**EXERCISE AIM**
Repeat each entry exactly and drop the pictures.
::: MATERIAL FOR THIS TASK :::
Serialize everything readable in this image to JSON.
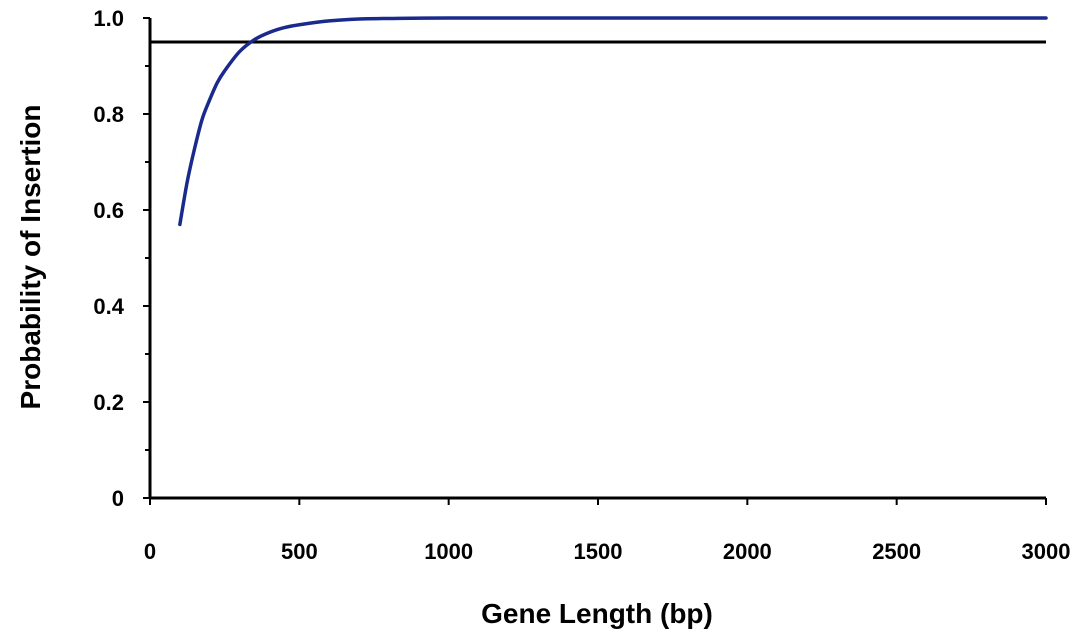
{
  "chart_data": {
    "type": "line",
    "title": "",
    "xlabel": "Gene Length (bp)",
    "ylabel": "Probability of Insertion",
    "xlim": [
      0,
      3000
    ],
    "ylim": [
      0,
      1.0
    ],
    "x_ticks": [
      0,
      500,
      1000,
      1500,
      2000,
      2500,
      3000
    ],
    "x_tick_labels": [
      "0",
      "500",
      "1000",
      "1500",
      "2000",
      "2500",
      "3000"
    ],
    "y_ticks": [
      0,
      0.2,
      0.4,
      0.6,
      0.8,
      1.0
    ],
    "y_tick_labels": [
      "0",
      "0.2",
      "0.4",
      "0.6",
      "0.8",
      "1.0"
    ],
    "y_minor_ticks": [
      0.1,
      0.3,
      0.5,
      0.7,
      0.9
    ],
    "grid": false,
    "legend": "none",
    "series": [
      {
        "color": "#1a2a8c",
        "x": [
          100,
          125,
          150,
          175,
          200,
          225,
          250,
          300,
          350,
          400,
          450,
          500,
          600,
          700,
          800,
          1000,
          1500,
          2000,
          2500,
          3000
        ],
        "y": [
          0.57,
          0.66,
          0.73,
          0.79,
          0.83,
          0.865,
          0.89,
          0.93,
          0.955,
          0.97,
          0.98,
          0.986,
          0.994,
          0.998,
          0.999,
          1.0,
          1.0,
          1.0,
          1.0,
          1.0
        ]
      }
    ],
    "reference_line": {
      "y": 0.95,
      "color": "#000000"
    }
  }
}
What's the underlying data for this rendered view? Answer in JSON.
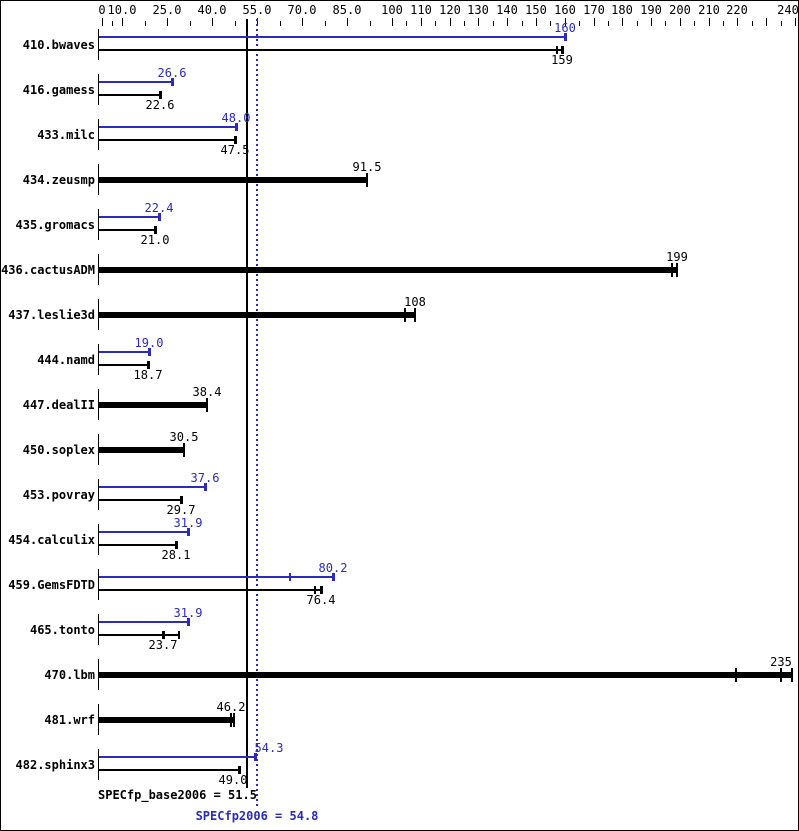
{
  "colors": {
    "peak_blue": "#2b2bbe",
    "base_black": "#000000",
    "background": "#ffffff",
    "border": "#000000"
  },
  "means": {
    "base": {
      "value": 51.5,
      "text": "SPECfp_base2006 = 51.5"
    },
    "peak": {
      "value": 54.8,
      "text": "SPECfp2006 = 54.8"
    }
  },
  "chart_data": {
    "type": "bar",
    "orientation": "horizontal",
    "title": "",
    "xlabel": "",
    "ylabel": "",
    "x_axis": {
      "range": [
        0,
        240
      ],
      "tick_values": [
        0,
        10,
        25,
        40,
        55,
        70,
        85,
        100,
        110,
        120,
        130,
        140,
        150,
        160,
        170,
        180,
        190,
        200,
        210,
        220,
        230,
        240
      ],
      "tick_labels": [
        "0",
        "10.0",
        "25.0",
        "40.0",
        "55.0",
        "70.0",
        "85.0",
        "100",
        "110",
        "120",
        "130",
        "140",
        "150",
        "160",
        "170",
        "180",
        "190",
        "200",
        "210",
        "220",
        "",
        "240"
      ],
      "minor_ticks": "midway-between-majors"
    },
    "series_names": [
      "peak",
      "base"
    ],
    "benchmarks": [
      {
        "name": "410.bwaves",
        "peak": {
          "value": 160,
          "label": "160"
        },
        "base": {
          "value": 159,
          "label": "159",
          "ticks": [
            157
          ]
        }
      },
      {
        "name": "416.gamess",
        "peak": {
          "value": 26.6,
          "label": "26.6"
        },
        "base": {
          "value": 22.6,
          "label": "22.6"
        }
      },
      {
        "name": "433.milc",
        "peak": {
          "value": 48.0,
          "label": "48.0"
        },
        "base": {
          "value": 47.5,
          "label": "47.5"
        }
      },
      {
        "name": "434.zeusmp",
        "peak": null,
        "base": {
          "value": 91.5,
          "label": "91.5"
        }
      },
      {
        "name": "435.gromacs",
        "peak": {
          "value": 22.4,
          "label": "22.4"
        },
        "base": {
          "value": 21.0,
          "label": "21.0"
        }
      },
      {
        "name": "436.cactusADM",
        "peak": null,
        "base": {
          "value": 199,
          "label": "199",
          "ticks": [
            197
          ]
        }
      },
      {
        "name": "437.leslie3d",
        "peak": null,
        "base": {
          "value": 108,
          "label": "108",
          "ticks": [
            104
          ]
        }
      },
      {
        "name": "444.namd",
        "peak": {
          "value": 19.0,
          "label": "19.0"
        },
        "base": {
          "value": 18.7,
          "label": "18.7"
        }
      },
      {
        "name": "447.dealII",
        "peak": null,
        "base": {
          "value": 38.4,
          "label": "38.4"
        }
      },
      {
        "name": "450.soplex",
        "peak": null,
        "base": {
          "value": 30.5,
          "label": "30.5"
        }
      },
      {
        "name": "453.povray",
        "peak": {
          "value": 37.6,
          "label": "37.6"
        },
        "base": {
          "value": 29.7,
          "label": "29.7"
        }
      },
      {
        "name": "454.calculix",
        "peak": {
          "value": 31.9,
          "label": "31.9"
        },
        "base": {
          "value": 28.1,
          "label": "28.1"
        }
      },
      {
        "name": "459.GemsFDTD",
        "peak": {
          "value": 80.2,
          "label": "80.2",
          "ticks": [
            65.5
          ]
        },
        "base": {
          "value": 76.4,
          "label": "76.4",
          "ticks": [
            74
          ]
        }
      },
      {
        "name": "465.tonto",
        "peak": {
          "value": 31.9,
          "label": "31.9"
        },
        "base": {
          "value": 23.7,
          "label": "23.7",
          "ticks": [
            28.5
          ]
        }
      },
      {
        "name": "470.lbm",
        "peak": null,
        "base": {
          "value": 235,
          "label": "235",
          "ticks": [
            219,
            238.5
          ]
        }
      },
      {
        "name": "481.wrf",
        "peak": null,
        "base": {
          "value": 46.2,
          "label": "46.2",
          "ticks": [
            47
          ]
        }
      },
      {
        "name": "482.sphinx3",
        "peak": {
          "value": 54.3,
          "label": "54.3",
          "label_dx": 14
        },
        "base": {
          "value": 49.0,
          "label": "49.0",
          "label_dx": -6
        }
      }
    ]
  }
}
:::
**RESULT OF THIS TASK**
Serialize everything readable in this image to JSON.
{
  "chart_data": {
    "type": "line",
    "title": "",
    "xlabel": "Gene Length (bp)",
    "ylabel": "Probability of Insertion",
    "xlim": [
      0,
      3000
    ],
    "ylim": [
      0,
      1.0
    ],
    "x_ticks": [
      0,
      500,
      1000,
      1500,
      2000,
      2500,
      3000
    ],
    "x_tick_labels": [
      "0",
      "500",
      "1000",
      "1500",
      "2000",
      "2500",
      "3000"
    ],
    "y_ticks": [
      0,
      0.2,
      0.4,
      0.6,
      0.8,
      1.0
    ],
    "y_tick_labels": [
      "0",
      "0.2",
      "0.4",
      "0.6",
      "0.8",
      "1.0"
    ],
    "y_minor_ticks": [
      0.1,
      0.3,
      0.5,
      0.7,
      0.9
    ],
    "grid": false,
    "legend": "none",
    "series": [
      {
        "color": "#1a2a8c",
        "x": [
          100,
          125,
          150,
          175,
          200,
          225,
          250,
          300,
          350,
          400,
          450,
          500,
          600,
          700,
          800,
          1000,
          1500,
          2000,
          2500,
          3000
        ],
        "y": [
          0.57,
          0.66,
          0.73,
          0.79,
          0.83,
          0.865,
          0.89,
          0.93,
          0.955,
          0.97,
          0.98,
          0.986,
          0.994,
          0.998,
          0.999,
          1.0,
          1.0,
          1.0,
          1.0,
          1.0
        ]
      }
    ],
    "reference_line": {
      "y": 0.95,
      "color": "#000000"
    }
  }
}
What's the underlying data for this rendered view? Answer in JSON.
{
  "colors": {
    "peak_blue": "#2b2bbe",
    "base_black": "#000000",
    "background": "#ffffff",
    "border": "#000000"
  },
  "means": {
    "base": {
      "value": 51.5,
      "text": "SPECfp_base2006 = 51.5"
    },
    "peak": {
      "value": 54.8,
      "text": "SPECfp2006 = 54.8"
    }
  },
  "chart_data": {
    "type": "bar",
    "orientation": "horizontal",
    "title": "",
    "xlabel": "",
    "ylabel": "",
    "x_axis": {
      "range": [
        0,
        240
      ],
      "tick_values": [
        0,
        10,
        25,
        40,
        55,
        70,
        85,
        100,
        110,
        120,
        130,
        140,
        150,
        160,
        170,
        180,
        190,
        200,
        210,
        220,
        230,
        240
      ],
      "tick_labels": [
        "0",
        "10.0",
        "25.0",
        "40.0",
        "55.0",
        "70.0",
        "85.0",
        "100",
        "110",
        "120",
        "130",
        "140",
        "150",
        "160",
        "170",
        "180",
        "190",
        "200",
        "210",
        "220",
        "",
        "240"
      ],
      "minor_ticks": "midway-between-majors"
    },
    "series_names": [
      "peak",
      "base"
    ],
    "benchmarks": [
      {
        "name": "410.bwaves",
        "peak": {
          "value": 160,
          "label": "160"
        },
        "base": {
          "value": 159,
          "label": "159",
          "ticks": [
            157
          ]
        }
      },
      {
        "name": "416.gamess",
        "peak": {
          "value": 26.6,
          "label": "26.6"
        },
        "base": {
          "value": 22.6,
          "label": "22.6"
        }
      },
      {
        "name": "433.milc",
        "peak": {
          "value": 48.0,
          "label": "48.0"
        },
        "base": {
          "value": 47.5,
          "label": "47.5"
        }
      },
      {
        "name": "434.zeusmp",
        "peak": null,
        "base": {
          "value": 91.5,
          "label": "91.5"
        }
      },
      {
        "name": "435.gromacs",
        "peak": {
          "value": 22.4,
          "label": "22.4"
        },
        "base": {
          "value": 21.0,
          "label": "21.0"
        }
      },
      {
        "name": "436.cactusADM",
        "peak": null,
        "base": {
          "value": 199,
          "label": "199",
          "ticks": [
            197
          ]
        }
      },
      {
        "name": "437.leslie3d",
        "peak": null,
        "base": {
          "value": 108,
          "label": "108",
          "ticks": [
            104
          ]
        }
      },
      {
        "name": "444.namd",
        "peak": {
          "value": 19.0,
          "label": "19.0"
        },
        "base": {
          "value": 18.7,
          "label": "18.7"
        }
      },
      {
        "name": "447.dealII",
        "peak": null,
        "base": {
          "value": 38.4,
          "label": "38.4"
        }
      },
      {
        "name": "450.soplex",
        "peak": null,
        "base": {
          "value": 30.5,
          "label": "30.5"
        }
      },
      {
        "name": "453.povray",
        "peak": {
          "value": 37.6,
          "label": "37.6"
        },
        "base": {
          "value": 29.7,
          "label": "29.7"
        }
      },
      {
        "name": "454.calculix",
        "peak": {
          "value": 31.9,
          "label": "31.9"
        },
        "base": {
          "value": 28.1,
          "label": "28.1"
        }
      },
      {
        "name": "459.GemsFDTD",
        "peak": {
          "value": 80.2,
          "label": "80.2",
          "ticks": [
            65.5
          ]
        },
        "base": {
          "value": 76.4,
          "label": "76.4",
          "ticks": [
            74
          ]
        }
      },
      {
        "name": "465.tonto",
        "peak": {
          "value": 31.9,
          "label": "31.9"
        },
        "base": {
          "value": 23.7,
          "label": "23.7",
          "ticks": [
            28.5
          ]
        }
      },
      {
        "name": "470.lbm",
        "peak": null,
        "base": {
          "value": 235,
          "label": "235",
          "ticks": [
            219,
            238.5
          ]
        }
      },
      {
        "name": "481.wrf",
        "peak": null,
        "base": {
          "value": 46.2,
          "label": "46.2",
          "ticks": [
            47
          ]
        }
      },
      {
        "name": "482.sphinx3",
        "peak": {
          "value": 54.3,
          "label": "54.3",
          "label_dx": 14
        },
        "base": {
          "value": 49.0,
          "label": "49.0",
          "label_dx": -6
        }
      }
    ]
  }
}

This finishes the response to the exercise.